What you will do —
Scan the records for the line containing "Give me a plain-text"; extract it and all later lines, verbatim, through the end, and nothing before it.

Extracted records —
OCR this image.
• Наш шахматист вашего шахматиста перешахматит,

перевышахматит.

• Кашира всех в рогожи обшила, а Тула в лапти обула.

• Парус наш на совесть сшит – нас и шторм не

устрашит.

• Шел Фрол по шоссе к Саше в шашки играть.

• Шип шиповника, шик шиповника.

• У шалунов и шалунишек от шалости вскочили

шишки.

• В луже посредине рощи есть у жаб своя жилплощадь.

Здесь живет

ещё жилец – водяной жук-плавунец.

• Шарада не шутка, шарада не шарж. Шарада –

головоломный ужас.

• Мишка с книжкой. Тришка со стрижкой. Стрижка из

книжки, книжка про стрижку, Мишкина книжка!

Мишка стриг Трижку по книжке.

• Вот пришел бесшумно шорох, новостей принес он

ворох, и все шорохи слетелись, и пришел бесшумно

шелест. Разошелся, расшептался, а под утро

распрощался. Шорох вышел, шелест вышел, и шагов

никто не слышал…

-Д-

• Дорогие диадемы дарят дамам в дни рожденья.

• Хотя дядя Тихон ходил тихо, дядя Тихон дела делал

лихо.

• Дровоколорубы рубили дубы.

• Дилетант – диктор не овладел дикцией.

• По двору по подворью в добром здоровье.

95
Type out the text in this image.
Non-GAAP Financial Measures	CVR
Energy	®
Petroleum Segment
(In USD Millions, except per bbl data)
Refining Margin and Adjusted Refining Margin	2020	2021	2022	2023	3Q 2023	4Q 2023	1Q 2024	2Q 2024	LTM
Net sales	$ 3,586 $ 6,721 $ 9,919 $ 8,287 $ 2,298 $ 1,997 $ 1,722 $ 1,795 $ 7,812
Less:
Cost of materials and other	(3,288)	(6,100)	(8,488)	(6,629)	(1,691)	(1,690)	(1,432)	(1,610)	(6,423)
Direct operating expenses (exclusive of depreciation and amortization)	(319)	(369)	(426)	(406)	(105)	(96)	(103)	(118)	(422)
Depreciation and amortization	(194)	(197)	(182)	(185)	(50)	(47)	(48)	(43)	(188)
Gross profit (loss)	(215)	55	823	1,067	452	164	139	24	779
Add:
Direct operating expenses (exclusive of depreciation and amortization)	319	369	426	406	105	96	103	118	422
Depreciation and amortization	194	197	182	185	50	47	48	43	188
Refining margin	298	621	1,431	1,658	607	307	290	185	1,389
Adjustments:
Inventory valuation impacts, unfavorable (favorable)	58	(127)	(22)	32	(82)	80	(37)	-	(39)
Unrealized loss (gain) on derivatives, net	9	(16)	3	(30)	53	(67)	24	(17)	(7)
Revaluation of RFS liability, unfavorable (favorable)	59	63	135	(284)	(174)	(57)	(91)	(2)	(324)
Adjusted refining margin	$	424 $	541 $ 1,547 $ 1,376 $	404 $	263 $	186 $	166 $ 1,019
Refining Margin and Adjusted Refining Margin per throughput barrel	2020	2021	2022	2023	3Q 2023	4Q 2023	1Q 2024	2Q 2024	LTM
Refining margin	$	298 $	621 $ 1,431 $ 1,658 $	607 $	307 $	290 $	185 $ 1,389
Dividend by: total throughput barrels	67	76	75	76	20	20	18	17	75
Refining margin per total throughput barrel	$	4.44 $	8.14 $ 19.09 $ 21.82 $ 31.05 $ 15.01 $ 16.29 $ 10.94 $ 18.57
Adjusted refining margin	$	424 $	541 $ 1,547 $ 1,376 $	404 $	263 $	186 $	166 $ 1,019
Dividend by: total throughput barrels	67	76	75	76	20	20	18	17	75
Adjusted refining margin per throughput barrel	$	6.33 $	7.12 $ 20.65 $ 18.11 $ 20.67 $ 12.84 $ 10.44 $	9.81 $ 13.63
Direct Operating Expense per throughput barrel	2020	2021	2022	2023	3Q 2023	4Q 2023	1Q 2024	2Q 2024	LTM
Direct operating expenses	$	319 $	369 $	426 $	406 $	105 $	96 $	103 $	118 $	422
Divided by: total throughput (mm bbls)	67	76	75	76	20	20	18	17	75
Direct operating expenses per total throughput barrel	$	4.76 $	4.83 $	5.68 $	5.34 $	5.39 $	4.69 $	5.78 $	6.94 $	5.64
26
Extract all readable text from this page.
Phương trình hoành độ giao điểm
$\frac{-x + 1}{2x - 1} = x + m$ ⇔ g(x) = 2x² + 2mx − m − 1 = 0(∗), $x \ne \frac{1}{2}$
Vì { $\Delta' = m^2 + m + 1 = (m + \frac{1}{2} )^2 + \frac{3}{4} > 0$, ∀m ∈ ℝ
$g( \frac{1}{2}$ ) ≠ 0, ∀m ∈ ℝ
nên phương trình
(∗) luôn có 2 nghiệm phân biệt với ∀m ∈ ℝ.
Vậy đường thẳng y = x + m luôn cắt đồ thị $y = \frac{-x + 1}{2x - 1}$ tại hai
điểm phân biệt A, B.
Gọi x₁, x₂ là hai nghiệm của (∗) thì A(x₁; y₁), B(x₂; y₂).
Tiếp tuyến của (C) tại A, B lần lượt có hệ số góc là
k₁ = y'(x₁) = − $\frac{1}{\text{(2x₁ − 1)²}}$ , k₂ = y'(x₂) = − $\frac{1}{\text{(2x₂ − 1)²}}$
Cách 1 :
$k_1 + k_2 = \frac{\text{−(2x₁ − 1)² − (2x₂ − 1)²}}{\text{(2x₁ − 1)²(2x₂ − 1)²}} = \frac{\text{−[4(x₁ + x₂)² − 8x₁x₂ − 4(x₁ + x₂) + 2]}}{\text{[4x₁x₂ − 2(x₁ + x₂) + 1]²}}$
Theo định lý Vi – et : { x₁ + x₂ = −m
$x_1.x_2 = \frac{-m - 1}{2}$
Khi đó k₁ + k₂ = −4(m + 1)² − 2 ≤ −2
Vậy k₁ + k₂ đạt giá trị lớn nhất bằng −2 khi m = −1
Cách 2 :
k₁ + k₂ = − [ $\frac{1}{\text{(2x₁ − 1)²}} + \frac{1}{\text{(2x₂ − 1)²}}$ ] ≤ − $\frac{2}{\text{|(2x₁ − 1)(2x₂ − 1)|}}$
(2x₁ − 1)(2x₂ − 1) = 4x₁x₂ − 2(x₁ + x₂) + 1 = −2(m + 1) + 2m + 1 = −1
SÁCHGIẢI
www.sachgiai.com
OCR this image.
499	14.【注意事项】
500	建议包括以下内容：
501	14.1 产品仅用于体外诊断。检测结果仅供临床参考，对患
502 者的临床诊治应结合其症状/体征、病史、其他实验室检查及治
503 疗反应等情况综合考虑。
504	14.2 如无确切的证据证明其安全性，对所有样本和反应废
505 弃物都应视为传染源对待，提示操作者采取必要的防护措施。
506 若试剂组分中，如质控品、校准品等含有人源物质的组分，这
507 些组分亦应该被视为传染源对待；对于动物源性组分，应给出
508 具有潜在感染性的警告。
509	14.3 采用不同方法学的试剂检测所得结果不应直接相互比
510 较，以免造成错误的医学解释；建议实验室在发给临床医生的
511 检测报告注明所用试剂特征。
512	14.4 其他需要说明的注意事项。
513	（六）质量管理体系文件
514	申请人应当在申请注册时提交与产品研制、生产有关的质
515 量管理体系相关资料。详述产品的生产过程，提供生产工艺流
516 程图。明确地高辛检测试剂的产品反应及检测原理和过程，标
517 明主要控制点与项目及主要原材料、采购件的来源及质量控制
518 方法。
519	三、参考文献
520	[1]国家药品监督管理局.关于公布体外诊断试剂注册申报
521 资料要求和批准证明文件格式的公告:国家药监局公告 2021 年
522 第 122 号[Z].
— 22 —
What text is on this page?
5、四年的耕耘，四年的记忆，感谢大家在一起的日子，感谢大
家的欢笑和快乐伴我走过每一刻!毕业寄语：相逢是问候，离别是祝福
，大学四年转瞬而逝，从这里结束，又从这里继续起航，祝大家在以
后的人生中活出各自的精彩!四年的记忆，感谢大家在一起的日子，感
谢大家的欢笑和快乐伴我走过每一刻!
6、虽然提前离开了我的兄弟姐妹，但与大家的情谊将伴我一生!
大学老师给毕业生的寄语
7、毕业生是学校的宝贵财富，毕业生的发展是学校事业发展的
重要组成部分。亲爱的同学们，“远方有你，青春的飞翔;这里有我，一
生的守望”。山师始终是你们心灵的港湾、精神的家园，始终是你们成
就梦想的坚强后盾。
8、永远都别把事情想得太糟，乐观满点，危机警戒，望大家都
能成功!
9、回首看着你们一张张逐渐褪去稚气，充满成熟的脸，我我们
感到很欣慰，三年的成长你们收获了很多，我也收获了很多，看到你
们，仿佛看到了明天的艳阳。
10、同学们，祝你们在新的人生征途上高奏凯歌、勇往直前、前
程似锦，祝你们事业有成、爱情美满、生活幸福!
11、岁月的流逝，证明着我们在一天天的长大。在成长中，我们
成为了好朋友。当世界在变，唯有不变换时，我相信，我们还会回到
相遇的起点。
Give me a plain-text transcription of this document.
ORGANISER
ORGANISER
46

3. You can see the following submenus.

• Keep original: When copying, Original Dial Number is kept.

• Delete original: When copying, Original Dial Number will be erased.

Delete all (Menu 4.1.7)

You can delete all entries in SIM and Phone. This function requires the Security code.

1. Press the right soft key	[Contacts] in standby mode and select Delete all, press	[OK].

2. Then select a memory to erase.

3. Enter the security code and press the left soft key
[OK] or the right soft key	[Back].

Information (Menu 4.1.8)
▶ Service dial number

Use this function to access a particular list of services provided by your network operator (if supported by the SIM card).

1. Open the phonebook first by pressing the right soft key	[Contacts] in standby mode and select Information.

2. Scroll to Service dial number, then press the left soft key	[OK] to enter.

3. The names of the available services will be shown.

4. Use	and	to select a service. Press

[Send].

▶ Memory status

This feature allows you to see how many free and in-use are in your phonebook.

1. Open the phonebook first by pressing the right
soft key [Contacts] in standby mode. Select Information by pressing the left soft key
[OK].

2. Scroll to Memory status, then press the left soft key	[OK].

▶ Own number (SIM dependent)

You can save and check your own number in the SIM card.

Solution to the exercise —
Give me a plain-text transcription of this document.
ORGANISER
ORGANISER
46

3. You can see the following submenus.

• Keep original: When copying, Original Dial Number is kept.

• Delete original: When copying, Original Dial Number will be erased.

Delete all (Menu 4.1.7)

You can delete all entries in SIM and Phone. This function requires the Security code.

1. Press the right soft key	[Contacts] in standby mode and select Delete all, press	[OK].

2. Then select a memory to erase.

3. Enter the security code and press the left soft key
[OK] or the right soft key	[Back].

Information (Menu 4.1.8)
▶ Service dial number

Use this function to access a particular list of services provided by your network operator (if supported by the SIM card).

1. Open the phonebook first by pressing the right soft key	[Contacts] in standby mode and select Information.

2. Scroll to Service dial number, then press the left soft key	[OK] to enter.

3. The names of the available services will be shown.

4. Use	and	to select a service. Press

[Send].

▶ Memory status

This feature allows you to see how many free and in-use are in your phonebook.

1. Open the phonebook first by pressing the right
soft key [Contacts] in standby mode. Select Information by pressing the left soft key
[OK].

2. Scroll to Memory status, then press the left soft key	[OK].

▶ Own number (SIM dependent)

You can save and check your own number in the SIM card.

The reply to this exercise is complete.